Rewrite the entries below, replacing every occurrence of "trash-icon" with "delete-icon" and leaving everything else unchanged.

-- Start of Excerpted data --

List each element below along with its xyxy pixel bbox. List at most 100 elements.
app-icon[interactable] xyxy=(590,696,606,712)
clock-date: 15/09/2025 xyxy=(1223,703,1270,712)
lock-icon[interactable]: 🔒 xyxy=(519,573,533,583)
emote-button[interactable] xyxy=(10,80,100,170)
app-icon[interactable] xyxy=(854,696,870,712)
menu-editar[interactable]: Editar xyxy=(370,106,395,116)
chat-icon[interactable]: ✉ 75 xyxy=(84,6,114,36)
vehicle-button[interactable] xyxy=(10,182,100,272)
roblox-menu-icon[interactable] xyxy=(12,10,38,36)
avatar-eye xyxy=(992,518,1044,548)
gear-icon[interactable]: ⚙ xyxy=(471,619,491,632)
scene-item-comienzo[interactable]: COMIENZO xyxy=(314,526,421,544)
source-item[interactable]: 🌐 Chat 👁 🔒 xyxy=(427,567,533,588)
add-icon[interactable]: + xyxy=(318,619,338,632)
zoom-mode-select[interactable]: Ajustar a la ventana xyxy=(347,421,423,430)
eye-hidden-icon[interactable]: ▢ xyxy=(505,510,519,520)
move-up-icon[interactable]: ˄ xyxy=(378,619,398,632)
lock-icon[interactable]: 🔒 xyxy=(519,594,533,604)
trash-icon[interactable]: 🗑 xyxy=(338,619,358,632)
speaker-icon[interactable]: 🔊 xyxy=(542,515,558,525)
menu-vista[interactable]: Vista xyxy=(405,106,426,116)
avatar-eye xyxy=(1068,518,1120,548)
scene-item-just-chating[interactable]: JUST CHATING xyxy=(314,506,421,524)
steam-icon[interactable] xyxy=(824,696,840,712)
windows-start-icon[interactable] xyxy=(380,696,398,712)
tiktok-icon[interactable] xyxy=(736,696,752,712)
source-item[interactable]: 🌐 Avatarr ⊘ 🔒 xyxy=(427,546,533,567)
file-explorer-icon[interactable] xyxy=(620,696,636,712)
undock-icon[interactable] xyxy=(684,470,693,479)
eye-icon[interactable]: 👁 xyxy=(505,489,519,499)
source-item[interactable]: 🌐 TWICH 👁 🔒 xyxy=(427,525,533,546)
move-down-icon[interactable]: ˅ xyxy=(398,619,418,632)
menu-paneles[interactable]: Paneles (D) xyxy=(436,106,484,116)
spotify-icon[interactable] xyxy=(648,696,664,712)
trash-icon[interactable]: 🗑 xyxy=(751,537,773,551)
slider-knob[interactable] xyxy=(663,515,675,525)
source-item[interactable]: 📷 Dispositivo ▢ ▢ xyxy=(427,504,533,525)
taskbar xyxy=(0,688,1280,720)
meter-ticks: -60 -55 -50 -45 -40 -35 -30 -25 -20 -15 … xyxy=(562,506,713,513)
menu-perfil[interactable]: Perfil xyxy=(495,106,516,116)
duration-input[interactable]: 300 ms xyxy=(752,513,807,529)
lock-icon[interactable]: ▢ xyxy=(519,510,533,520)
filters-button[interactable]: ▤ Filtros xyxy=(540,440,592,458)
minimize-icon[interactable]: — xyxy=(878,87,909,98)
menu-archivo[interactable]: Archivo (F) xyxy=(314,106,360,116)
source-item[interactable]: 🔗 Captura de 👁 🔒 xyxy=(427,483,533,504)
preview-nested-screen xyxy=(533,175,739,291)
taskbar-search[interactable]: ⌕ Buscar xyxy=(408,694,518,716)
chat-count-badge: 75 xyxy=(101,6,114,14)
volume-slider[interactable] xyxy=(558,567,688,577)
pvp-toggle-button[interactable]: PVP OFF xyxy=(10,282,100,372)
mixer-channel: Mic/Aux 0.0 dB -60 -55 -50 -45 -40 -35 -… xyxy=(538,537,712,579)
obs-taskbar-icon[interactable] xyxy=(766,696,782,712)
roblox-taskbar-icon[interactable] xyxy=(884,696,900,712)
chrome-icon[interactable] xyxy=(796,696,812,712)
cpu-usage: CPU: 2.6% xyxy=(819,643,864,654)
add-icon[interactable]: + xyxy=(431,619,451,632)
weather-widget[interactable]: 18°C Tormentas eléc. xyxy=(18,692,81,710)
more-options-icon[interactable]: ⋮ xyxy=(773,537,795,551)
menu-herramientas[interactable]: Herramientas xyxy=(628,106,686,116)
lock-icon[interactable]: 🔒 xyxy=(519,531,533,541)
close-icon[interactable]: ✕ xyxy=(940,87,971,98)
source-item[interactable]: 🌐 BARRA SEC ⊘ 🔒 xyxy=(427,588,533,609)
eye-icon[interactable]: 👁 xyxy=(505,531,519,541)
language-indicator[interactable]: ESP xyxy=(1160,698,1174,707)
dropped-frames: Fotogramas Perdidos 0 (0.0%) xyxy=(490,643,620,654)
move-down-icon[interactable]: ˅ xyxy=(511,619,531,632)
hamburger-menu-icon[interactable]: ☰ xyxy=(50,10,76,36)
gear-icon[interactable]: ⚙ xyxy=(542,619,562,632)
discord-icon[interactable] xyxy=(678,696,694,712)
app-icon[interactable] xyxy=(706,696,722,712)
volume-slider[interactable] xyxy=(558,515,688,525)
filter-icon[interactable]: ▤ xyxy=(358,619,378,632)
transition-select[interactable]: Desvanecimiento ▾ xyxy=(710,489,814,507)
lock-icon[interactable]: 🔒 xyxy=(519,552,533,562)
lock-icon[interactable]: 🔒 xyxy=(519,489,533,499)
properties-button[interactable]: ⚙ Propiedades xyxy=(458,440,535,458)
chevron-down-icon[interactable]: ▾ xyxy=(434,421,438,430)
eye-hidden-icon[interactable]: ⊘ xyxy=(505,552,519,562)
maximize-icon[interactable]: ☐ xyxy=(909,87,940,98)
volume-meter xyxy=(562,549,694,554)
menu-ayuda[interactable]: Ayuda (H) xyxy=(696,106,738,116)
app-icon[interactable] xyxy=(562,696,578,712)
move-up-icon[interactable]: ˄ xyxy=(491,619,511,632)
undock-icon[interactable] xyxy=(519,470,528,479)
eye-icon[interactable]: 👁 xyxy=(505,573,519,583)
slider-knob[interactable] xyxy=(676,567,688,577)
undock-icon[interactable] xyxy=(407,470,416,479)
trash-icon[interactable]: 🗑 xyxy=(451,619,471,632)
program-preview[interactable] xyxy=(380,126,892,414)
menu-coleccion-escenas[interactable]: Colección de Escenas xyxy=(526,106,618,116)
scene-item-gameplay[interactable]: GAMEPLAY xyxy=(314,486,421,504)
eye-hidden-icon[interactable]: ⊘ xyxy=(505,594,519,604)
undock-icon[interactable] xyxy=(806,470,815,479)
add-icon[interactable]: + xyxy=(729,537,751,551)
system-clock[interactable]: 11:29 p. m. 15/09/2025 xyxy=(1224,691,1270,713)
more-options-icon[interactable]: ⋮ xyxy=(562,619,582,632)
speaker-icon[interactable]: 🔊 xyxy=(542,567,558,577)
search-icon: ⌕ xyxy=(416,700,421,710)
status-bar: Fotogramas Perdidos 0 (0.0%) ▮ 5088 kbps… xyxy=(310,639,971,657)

-- End of Excerpted data --

» **Written reply**:
List each element below along with its xyxy pixel bbox. List at most 100 elements.
app-icon[interactable] xyxy=(590,696,606,712)
clock-date: 15/09/2025 xyxy=(1223,703,1270,712)
lock-icon[interactable]: 🔒 xyxy=(519,573,533,583)
emote-button[interactable] xyxy=(10,80,100,170)
app-icon[interactable] xyxy=(854,696,870,712)
menu-editar[interactable]: Editar xyxy=(370,106,395,116)
chat-icon[interactable]: ✉ 75 xyxy=(84,6,114,36)
vehicle-button[interactable] xyxy=(10,182,100,272)
roblox-menu-icon[interactable] xyxy=(12,10,38,36)
avatar-eye xyxy=(992,518,1044,548)
gear-icon[interactable]: ⚙ xyxy=(471,619,491,632)
scene-item-comienzo[interactable]: COMIENZO xyxy=(314,526,421,544)
source-item[interactable]: 🌐 Chat 👁 🔒 xyxy=(427,567,533,588)
add-icon[interactable]: + xyxy=(318,619,338,632)
zoom-mode-select[interactable]: Ajustar a la ventana xyxy=(347,421,423,430)
eye-hidden-icon[interactable]: ▢ xyxy=(505,510,519,520)
move-up-icon[interactable]: ˄ xyxy=(378,619,398,632)
lock-icon[interactable]: 🔒 xyxy=(519,594,533,604)
delete-icon[interactable]: 🗑 xyxy=(338,619,358,632)
speaker-icon[interactable]: 🔊 xyxy=(542,515,558,525)
menu-vista[interactable]: Vista xyxy=(405,106,426,116)
avatar-eye xyxy=(1068,518,1120,548)
scene-item-just-chating[interactable]: JUST CHATING xyxy=(314,506,421,524)
steam-icon[interactable] xyxy=(824,696,840,712)
windows-start-icon[interactable] xyxy=(380,696,398,712)
tiktok-icon[interactable] xyxy=(736,696,752,712)
source-item[interactable]: 🌐 Avatarr ⊘ 🔒 xyxy=(427,546,533,567)
file-explorer-icon[interactable] xyxy=(620,696,636,712)
undock-icon[interactable] xyxy=(684,470,693,479)
eye-icon[interactable]: 👁 xyxy=(505,489,519,499)
source-item[interactable]: 🌐 TWICH 👁 🔒 xyxy=(427,525,533,546)
move-down-icon[interactable]: ˅ xyxy=(398,619,418,632)
menu-paneles[interactable]: Paneles (D) xyxy=(436,106,484,116)
spotify-icon[interactable] xyxy=(648,696,664,712)
delete-icon[interactable]: 🗑 xyxy=(751,537,773,551)
slider-knob[interactable] xyxy=(663,515,675,525)
source-item[interactable]: 📷 Dispositivo ▢ ▢ xyxy=(427,504,533,525)
taskbar xyxy=(0,688,1280,720)
meter-ticks: -60 -55 -50 -45 -40 -35 -30 -25 -20 -15 … xyxy=(562,506,713,513)
menu-perfil[interactable]: Perfil xyxy=(495,106,516,116)
duration-input[interactable]: 300 ms xyxy=(752,513,807,529)
lock-icon[interactable]: ▢ xyxy=(519,510,533,520)
filters-button[interactable]: ▤ Filtros xyxy=(540,440,592,458)
minimize-icon[interactable]: — xyxy=(878,87,909,98)
menu-archivo[interactable]: Archivo (F) xyxy=(314,106,360,116)
source-item[interactable]: 🔗 Captura de 👁 🔒 xyxy=(427,483,533,504)
preview-nested-screen xyxy=(533,175,739,291)
taskbar-search[interactable]: ⌕ Buscar xyxy=(408,694,518,716)
chat-count-badge: 75 xyxy=(101,6,114,14)
volume-slider[interactable] xyxy=(558,567,688,577)
pvp-toggle-button[interactable]: PVP OFF xyxy=(10,282,100,372)
mixer-channel: Mic/Aux 0.0 dB -60 -55 -50 -45 -40 -35 -… xyxy=(538,537,712,579)
obs-taskbar-icon[interactable] xyxy=(766,696,782,712)
roblox-taskbar-icon[interactable] xyxy=(884,696,900,712)
chrome-icon[interactable] xyxy=(796,696,812,712)
cpu-usage: CPU: 2.6% xyxy=(819,643,864,654)
add-icon[interactable]: + xyxy=(431,619,451,632)
weather-widget[interactable]: 18°C Tormentas eléc. xyxy=(18,692,81,710)
more-options-icon[interactable]: ⋮ xyxy=(773,537,795,551)
menu-herramientas[interactable]: Herramientas xyxy=(628,106,686,116)
lock-icon[interactable]: 🔒 xyxy=(519,531,533,541)
close-icon[interactable]: ✕ xyxy=(940,87,971,98)
source-item[interactable]: 🌐 BARRA SEC ⊘ 🔒 xyxy=(427,588,533,609)
eye-icon[interactable]: 👁 xyxy=(505,531,519,541)
language-indicator[interactable]: ESP xyxy=(1160,698,1174,707)
dropped-frames: Fotogramas Perdidos 0 (0.0%) xyxy=(490,643,620,654)
move-down-icon[interactable]: ˅ xyxy=(511,619,531,632)
hamburger-menu-icon[interactable]: ☰ xyxy=(50,10,76,36)
gear-icon[interactable]: ⚙ xyxy=(542,619,562,632)
discord-icon[interactable] xyxy=(678,696,694,712)
app-icon[interactable] xyxy=(706,696,722,712)
volume-slider[interactable] xyxy=(558,515,688,525)
filter-icon[interactable]: ▤ xyxy=(358,619,378,632)
transition-select[interactable]: Desvanecimiento ▾ xyxy=(710,489,814,507)
lock-icon[interactable]: 🔒 xyxy=(519,552,533,562)
lock-icon[interactable]: 🔒 xyxy=(519,489,533,499)
properties-button[interactable]: ⚙ Propiedades xyxy=(458,440,535,458)
chevron-down-icon[interactable]: ▾ xyxy=(434,421,438,430)
eye-hidden-icon[interactable]: ⊘ xyxy=(505,552,519,562)
maximize-icon[interactable]: ☐ xyxy=(909,87,940,98)
volume-meter xyxy=(562,549,694,554)
menu-ayuda[interactable]: Ayuda (H) xyxy=(696,106,738,116)
app-icon[interactable] xyxy=(562,696,578,712)
move-up-icon[interactable]: ˄ xyxy=(491,619,511,632)
undock-icon[interactable] xyxy=(519,470,528,479)
eye-icon[interactable]: 👁 xyxy=(505,573,519,583)
slider-knob[interactable] xyxy=(676,567,688,577)
undock-icon[interactable] xyxy=(407,470,416,479)
delete-icon[interactable]: 🗑 xyxy=(451,619,471,632)
program-preview[interactable] xyxy=(380,126,892,414)
menu-coleccion-escenas[interactable]: Colección de Escenas xyxy=(526,106,618,116)
scene-item-gameplay[interactable]: GAMEPLAY xyxy=(314,486,421,504)
eye-hidden-icon[interactable]: ⊘ xyxy=(505,594,519,604)
undock-icon[interactable] xyxy=(806,470,815,479)
add-icon[interactable]: + xyxy=(729,537,751,551)
system-clock[interactable]: 11:29 p. m. 15/09/2025 xyxy=(1224,691,1270,713)
more-options-icon[interactable]: ⋮ xyxy=(562,619,582,632)
speaker-icon[interactable]: 🔊 xyxy=(542,567,558,577)
search-icon: ⌕ xyxy=(416,700,421,710)
status-bar: Fotogramas Perdidos 0 (0.0%) ▮ 5088 kbps… xyxy=(310,639,971,657)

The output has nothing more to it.